Rows from a figure dataset:
━━━━━━━━━━━━━━━━

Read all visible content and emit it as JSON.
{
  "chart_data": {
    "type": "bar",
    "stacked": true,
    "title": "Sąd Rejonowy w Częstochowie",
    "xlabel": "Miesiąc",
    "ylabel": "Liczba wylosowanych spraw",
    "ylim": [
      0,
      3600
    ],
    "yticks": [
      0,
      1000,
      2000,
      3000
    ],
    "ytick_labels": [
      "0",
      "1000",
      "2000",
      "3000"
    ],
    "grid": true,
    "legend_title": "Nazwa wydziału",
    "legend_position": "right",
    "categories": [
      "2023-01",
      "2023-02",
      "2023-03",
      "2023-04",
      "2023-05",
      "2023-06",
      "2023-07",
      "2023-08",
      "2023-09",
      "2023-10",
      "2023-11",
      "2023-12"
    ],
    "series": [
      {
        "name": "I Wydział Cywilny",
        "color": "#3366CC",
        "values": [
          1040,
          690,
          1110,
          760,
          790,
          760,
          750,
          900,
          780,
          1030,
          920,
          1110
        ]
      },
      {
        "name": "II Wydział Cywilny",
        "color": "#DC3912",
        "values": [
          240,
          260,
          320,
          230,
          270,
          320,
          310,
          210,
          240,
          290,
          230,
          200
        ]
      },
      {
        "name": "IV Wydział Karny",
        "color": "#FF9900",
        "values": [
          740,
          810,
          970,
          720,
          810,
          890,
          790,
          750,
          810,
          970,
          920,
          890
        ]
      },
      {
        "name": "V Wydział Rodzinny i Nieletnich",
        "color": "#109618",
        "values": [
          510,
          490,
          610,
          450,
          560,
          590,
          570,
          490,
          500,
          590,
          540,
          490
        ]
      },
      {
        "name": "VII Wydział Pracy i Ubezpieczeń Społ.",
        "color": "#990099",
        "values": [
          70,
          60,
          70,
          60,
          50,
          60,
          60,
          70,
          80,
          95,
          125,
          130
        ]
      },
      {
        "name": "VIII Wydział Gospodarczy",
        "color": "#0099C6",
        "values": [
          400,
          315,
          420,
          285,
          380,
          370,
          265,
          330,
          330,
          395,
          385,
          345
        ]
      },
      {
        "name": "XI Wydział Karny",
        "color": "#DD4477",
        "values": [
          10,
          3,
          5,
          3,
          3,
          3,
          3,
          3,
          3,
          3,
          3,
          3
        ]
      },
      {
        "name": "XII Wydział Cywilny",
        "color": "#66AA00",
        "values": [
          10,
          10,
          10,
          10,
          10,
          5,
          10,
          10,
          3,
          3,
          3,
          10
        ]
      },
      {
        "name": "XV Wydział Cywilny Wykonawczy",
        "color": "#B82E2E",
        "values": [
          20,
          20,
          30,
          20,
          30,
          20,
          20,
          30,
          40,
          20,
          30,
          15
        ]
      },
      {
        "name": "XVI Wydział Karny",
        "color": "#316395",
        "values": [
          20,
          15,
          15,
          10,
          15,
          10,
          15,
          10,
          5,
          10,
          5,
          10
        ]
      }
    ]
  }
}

━━━━━━━━━━━━━━━━

Directions:
Exactly as shown, repeat every record.

Exercise result:
Read all visible content and emit it as JSON.
{
  "chart_data": {
    "type": "bar",
    "stacked": true,
    "title": "Sąd Rejonowy w Częstochowie",
    "xlabel": "Miesiąc",
    "ylabel": "Liczba wylosowanych spraw",
    "ylim": [
      0,
      3600
    ],
    "yticks": [
      0,
      1000,
      2000,
      3000
    ],
    "ytick_labels": [
      "0",
      "1000",
      "2000",
      "3000"
    ],
    "grid": true,
    "legend_title": "Nazwa wydziału",
    "legend_position": "right",
    "categories": [
      "2023-01",
      "2023-02",
      "2023-03",
      "2023-04",
      "2023-05",
      "2023-06",
      "2023-07",
      "2023-08",
      "2023-09",
      "2023-10",
      "2023-11",
      "2023-12"
    ],
    "series": [
      {
        "name": "I Wydział Cywilny",
        "color": "#3366CC",
        "values": [
          1040,
          690,
          1110,
          760,
          790,
          760,
          750,
          900,
          780,
          1030,
          920,
          1110
        ]
      },
      {
        "name": "II Wydział Cywilny",
        "color": "#DC3912",
        "values": [
          240,
          260,
          320,
          230,
          270,
          320,
          310,
          210,
          240,
          290,
          230,
          200
        ]
      },
      {
        "name": "IV Wydział Karny",
        "color": "#FF9900",
        "values": [
          740,
          810,
          970,
          720,
          810,
          890,
          790,
          750,
          810,
          970,
          920,
          890
        ]
      },
      {
        "name": "V Wydział Rodzinny i Nieletnich",
        "color": "#109618",
        "values": [
          510,
          490,
          610,
          450,
          560,
          590,
          570,
          490,
          500,
          590,
          540,
          490
        ]
      },
      {
        "name": "VII Wydział Pracy i Ubezpieczeń Społ.",
        "color": "#990099",
        "values": [
          70,
          60,
          70,
          60,
          50,
          60,
          60,
          70,
          80,
          95,
          125,
          130
        ]
      },
      {
        "name": "VIII Wydział Gospodarczy",
        "color": "#0099C6",
        "values": [
          400,
          315,
          420,
          285,
          380,
          370,
          265,
          330,
          330,
          395,
          385,
          345
        ]
      },
      {
        "name": "XI Wydział Karny",
        "color": "#DD4477",
        "values": [
          10,
          3,
          5,
          3,
          3,
          3,
          3,
          3,
          3,
          3,
          3,
          3
        ]
      },
      {
        "name": "XII Wydział Cywilny",
        "color": "#66AA00",
        "values": [
          10,
          10,
          10,
          10,
          10,
          5,
          10,
          10,
          3,
          3,
          3,
          10
        ]
      },
      {
        "name": "XV Wydział Cywilny Wykonawczy",
        "color": "#B82E2E",
        "values": [
          20,
          20,
          30,
          20,
          30,
          20,
          20,
          30,
          40,
          20,
          30,
          15
        ]
      },
      {
        "name": "XVI Wydział Karny",
        "color": "#316395",
        "values": [
          20,
          15,
          15,
          10,
          15,
          10,
          15,
          10,
          5,
          10,
          5,
          10
        ]
      }
    ]
  }
}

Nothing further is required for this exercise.